Exercise objective:
Print all records exactly, leaving nothing out.

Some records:
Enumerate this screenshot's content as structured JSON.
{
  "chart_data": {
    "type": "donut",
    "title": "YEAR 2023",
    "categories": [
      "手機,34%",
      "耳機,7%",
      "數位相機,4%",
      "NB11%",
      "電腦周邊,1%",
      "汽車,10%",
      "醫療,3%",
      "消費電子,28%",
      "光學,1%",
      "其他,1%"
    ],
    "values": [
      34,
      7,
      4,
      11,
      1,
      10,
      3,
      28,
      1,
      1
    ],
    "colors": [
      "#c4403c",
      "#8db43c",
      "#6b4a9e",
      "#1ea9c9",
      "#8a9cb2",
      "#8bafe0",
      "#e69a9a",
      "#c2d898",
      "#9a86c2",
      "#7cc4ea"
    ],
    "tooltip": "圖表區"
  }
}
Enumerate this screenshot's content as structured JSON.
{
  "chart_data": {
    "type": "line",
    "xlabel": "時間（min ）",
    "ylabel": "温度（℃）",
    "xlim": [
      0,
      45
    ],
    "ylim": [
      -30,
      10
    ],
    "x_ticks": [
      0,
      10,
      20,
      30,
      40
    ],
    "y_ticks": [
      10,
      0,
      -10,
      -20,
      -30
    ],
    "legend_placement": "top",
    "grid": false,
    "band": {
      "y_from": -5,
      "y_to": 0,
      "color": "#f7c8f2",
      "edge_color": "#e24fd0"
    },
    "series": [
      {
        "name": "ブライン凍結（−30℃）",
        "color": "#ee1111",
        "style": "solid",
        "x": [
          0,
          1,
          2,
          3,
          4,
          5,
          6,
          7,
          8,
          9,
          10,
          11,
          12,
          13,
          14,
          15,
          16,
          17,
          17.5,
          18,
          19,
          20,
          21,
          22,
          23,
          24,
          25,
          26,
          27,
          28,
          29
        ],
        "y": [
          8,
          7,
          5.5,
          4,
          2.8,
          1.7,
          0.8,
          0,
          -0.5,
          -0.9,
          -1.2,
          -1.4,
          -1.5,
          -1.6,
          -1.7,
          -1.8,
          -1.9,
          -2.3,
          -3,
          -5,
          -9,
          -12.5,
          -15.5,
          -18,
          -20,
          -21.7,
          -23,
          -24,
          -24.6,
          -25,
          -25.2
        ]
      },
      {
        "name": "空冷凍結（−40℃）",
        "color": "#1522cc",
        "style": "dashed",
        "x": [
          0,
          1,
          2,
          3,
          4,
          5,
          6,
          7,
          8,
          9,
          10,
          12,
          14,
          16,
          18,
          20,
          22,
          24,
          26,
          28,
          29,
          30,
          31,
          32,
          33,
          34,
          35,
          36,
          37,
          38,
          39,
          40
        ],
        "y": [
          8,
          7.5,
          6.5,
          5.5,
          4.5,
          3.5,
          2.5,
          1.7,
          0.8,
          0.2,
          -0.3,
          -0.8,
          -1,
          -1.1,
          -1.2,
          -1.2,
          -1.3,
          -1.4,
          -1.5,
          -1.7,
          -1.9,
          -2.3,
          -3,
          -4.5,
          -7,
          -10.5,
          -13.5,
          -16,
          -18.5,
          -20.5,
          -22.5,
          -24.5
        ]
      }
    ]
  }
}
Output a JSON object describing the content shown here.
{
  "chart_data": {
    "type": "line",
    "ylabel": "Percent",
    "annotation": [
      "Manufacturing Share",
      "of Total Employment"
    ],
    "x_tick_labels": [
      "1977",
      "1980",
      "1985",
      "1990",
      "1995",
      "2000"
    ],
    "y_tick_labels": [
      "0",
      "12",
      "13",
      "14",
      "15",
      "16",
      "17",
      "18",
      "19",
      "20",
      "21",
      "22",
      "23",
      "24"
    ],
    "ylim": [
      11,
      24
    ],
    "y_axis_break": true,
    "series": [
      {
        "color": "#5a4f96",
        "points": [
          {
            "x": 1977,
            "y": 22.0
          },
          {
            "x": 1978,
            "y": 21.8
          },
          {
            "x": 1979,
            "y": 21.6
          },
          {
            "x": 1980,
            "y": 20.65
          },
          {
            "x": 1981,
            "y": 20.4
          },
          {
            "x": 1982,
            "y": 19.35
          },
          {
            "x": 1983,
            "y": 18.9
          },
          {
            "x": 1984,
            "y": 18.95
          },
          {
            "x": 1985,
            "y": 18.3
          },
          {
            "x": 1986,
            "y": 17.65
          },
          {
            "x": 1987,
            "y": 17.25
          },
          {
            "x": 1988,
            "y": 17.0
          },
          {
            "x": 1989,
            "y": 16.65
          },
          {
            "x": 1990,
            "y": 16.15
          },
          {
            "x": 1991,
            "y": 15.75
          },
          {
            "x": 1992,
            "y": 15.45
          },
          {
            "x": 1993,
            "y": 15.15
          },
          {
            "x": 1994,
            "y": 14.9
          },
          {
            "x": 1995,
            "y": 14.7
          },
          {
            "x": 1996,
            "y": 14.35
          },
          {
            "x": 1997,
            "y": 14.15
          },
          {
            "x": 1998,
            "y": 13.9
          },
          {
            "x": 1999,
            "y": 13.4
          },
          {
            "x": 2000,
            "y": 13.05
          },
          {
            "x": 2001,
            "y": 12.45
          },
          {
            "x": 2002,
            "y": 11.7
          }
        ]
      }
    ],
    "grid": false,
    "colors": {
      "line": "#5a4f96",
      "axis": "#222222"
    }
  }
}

Final result:
Enumerate this screenshot's content as structured JSON.
{
  "chart_data": {
    "type": "donut",
    "title": "YEAR 2023",
    "categories": [
      "手機,34%",
      "耳機,7%",
      "數位相機,4%",
      "NB11%",
      "電腦周邊,1%",
      "汽車,10%",
      "醫療,3%",
      "消費電子,28%",
      "光學,1%",
      "其他,1%"
    ],
    "values": [
      34,
      7,
      4,
      11,
      1,
      10,
      3,
      28,
      1,
      1
    ],
    "colors": [
      "#c4403c",
      "#8db43c",
      "#6b4a9e",
      "#1ea9c9",
      "#8a9cb2",
      "#8bafe0",
      "#e69a9a",
      "#c2d898",
      "#9a86c2",
      "#7cc4ea"
    ],
    "tooltip": "圖表區"
  }
}
Enumerate this screenshot's content as structured JSON.
{
  "chart_data": {
    "type": "line",
    "xlabel": "時間（min ）",
    "ylabel": "温度（℃）",
    "xlim": [
      0,
      45
    ],
    "ylim": [
      -30,
      10
    ],
    "x_ticks": [
      0,
      10,
      20,
      30,
      40
    ],
    "y_ticks": [
      10,
      0,
      -10,
      -20,
      -30
    ],
    "legend_placement": "top",
    "grid": false,
    "band": {
      "y_from": -5,
      "y_to": 0,
      "color": "#f7c8f2",
      "edge_color": "#e24fd0"
    },
    "series": [
      {
        "name": "ブライン凍結（−30℃）",
        "color": "#ee1111",
        "style": "solid",
        "x": [
          0,
          1,
          2,
          3,
          4,
          5,
          6,
          7,
          8,
          9,
          10,
          11,
          12,
          13,
          14,
          15,
          16,
          17,
          17.5,
          18,
          19,
          20,
          21,
          22,
          23,
          24,
          25,
          26,
          27,
          28,
          29
        ],
        "y": [
          8,
          7,
          5.5,
          4,
          2.8,
          1.7,
          0.8,
          0,
          -0.5,
          -0.9,
          -1.2,
          -1.4,
          -1.5,
          -1.6,
          -1.7,
          -1.8,
          -1.9,
          -2.3,
          -3,
          -5,
          -9,
          -12.5,
          -15.5,
          -18,
          -20,
          -21.7,
          -23,
          -24,
          -24.6,
          -25,
          -25.2
        ]
      },
      {
        "name": "空冷凍結（−40℃）",
        "color": "#1522cc",
        "style": "dashed",
        "x": [
          0,
          1,
          2,
          3,
          4,
          5,
          6,
          7,
          8,
          9,
          10,
          12,
          14,
          16,
          18,
          20,
          22,
          24,
          26,
          28,
          29,
          30,
          31,
          32,
          33,
          34,
          35,
          36,
          37,
          38,
          39,
          40
        ],
        "y": [
          8,
          7.5,
          6.5,
          5.5,
          4.5,
          3.5,
          2.5,
          1.7,
          0.8,
          0.2,
          -0.3,
          -0.8,
          -1,
          -1.1,
          -1.2,
          -1.2,
          -1.3,
          -1.4,
          -1.5,
          -1.7,
          -1.9,
          -2.3,
          -3,
          -4.5,
          -7,
          -10.5,
          -13.5,
          -16,
          -18.5,
          -20.5,
          -22.5,
          -24.5
        ]
      }
    ]
  }
}
Output a JSON object describing the content shown here.
{
  "chart_data": {
    "type": "line",
    "ylabel": "Percent",
    "annotation": [
      "Manufacturing Share",
      "of Total Employment"
    ],
    "x_tick_labels": [
      "1977",
      "1980",
      "1985",
      "1990",
      "1995",
      "2000"
    ],
    "y_tick_labels": [
      "0",
      "12",
      "13",
      "14",
      "15",
      "16",
      "17",
      "18",
      "19",
      "20",
      "21",
      "22",
      "23",
      "24"
    ],
    "ylim": [
      11,
      24
    ],
    "y_axis_break": true,
    "series": [
      {
        "color": "#5a4f96",
        "points": [
          {
            "x": 1977,
            "y": 22.0
          },
          {
            "x": 1978,
            "y": 21.8
          },
          {
            "x": 1979,
            "y": 21.6
          },
          {
            "x": 1980,
            "y": 20.65
          },
          {
            "x": 1981,
            "y": 20.4
          },
          {
            "x": 1982,
            "y": 19.35
          },
          {
            "x": 1983,
            "y": 18.9
          },
          {
            "x": 1984,
            "y": 18.95
          },
          {
            "x": 1985,
            "y": 18.3
          },
          {
            "x": 1986,
            "y": 17.65
          },
          {
            "x": 1987,
            "y": 17.25
          },
          {
            "x": 1988,
            "y": 17.0
          },
          {
            "x": 1989,
            "y": 16.65
          },
          {
            "x": 1990,
            "y": 16.15
          },
          {
            "x": 1991,
            "y": 15.75
          },
          {
            "x": 1992,
            "y": 15.45
          },
          {
            "x": 1993,
            "y": 15.15
          },
          {
            "x": 1994,
            "y": 14.9
          },
          {
            "x": 1995,
            "y": 14.7
          },
          {
            "x": 1996,
            "y": 14.35
          },
          {
            "x": 1997,
            "y": 14.15
          },
          {
            "x": 1998,
            "y": 13.9
          },
          {
            "x": 1999,
            "y": 13.4
          },
          {
            "x": 2000,
            "y": 13.05
          },
          {
            "x": 2001,
            "y": 12.45
          },
          {
            "x": 2002,
            "y": 11.7
          }
        ]
      }
    ],
    "grid": false,
    "colors": {
      "line": "#5a4f96",
      "axis": "#222222"
    }
  }
}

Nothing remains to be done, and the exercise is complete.